SHORT PROBLEM:
Extract each line from the recorded data below that contains the string "google". Case counts.

(Recorded data)

--*--

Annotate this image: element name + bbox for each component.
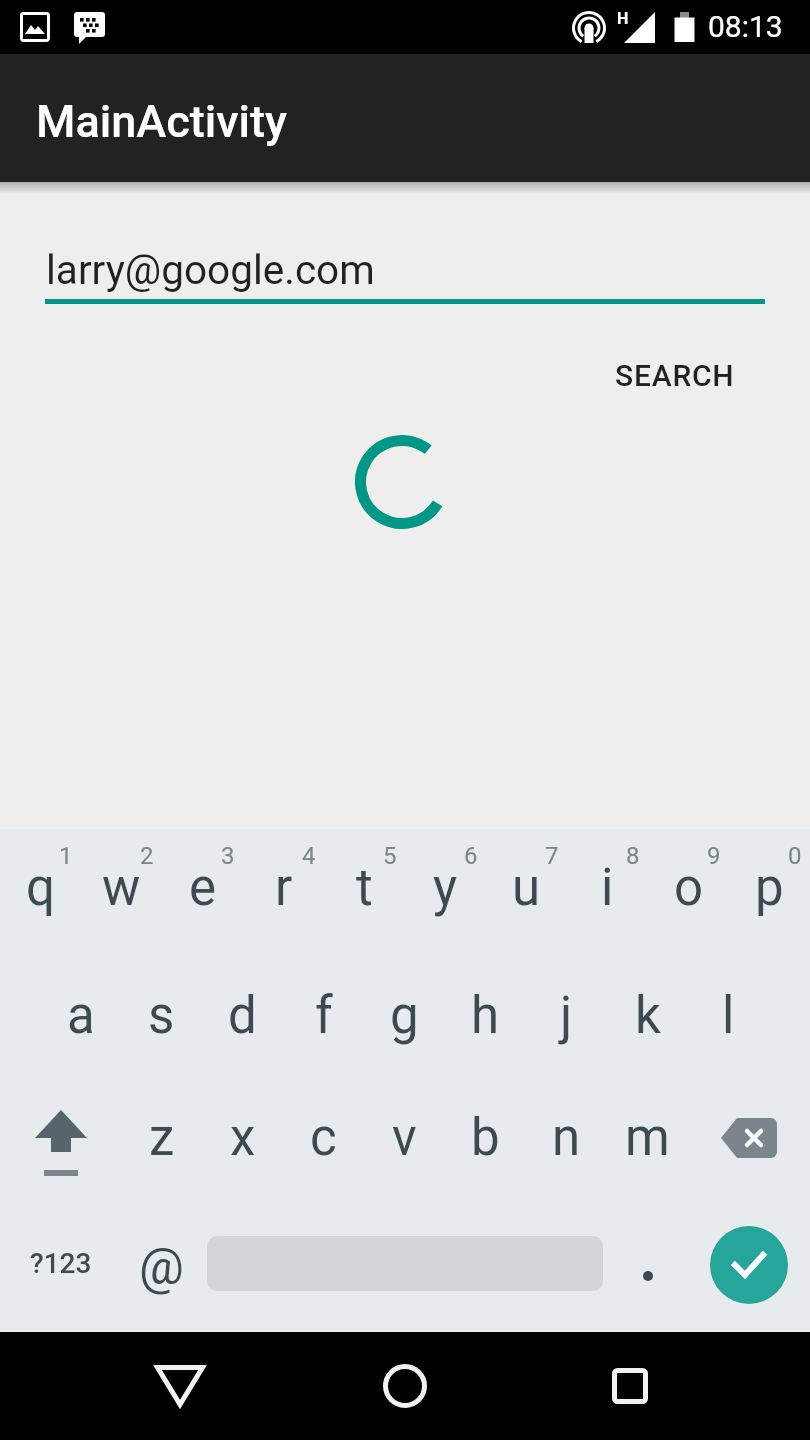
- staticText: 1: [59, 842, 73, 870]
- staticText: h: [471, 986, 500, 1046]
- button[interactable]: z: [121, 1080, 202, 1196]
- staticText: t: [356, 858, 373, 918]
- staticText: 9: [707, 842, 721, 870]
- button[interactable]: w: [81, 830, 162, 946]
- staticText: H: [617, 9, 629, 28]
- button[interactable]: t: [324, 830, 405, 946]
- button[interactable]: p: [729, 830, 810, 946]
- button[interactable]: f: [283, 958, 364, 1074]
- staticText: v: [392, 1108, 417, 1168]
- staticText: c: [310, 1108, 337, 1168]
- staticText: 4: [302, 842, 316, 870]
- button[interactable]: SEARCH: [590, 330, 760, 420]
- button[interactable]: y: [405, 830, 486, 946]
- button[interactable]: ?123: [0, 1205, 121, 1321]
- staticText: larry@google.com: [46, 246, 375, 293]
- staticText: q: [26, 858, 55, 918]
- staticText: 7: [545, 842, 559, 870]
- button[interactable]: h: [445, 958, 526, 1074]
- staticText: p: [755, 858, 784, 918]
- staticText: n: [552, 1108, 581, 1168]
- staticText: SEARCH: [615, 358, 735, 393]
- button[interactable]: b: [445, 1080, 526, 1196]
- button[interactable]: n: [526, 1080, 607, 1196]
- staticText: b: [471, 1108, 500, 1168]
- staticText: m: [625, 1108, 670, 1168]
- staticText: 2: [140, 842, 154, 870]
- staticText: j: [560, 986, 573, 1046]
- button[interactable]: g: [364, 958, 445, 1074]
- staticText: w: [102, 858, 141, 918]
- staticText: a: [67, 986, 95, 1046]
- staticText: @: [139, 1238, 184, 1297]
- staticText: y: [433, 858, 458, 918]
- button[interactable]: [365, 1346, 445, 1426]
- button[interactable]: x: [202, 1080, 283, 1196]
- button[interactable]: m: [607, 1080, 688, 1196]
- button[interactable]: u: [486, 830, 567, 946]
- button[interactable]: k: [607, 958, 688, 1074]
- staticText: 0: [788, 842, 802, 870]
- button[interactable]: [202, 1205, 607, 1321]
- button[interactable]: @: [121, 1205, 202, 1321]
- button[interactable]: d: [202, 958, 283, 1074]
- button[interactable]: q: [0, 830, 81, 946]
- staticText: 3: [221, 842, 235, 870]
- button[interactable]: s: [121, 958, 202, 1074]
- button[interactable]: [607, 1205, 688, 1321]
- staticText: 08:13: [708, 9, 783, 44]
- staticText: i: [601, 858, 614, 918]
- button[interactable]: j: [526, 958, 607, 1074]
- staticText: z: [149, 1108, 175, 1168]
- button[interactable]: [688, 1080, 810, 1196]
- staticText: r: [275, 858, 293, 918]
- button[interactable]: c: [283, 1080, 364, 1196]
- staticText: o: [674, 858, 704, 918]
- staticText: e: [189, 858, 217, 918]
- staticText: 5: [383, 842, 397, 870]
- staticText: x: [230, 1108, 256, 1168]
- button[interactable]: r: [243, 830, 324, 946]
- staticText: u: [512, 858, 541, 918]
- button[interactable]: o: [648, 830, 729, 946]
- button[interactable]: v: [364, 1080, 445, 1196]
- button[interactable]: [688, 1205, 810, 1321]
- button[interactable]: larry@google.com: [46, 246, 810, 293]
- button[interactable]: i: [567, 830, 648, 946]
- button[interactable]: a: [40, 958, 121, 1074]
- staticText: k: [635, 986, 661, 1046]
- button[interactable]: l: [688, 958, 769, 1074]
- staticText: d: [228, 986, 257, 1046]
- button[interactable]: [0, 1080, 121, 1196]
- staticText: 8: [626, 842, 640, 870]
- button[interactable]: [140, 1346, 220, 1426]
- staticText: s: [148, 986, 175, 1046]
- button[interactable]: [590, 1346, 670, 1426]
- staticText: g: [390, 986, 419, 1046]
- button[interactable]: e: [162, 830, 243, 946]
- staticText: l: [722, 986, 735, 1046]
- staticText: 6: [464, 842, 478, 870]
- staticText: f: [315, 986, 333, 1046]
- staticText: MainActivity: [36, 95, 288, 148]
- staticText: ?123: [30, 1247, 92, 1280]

--*--

RESULT FOR THIS TASK:
- staticText: larry@google.com: [46, 246, 375, 293]
- button[interactable]: larry@google.com: [46, 246, 810, 293]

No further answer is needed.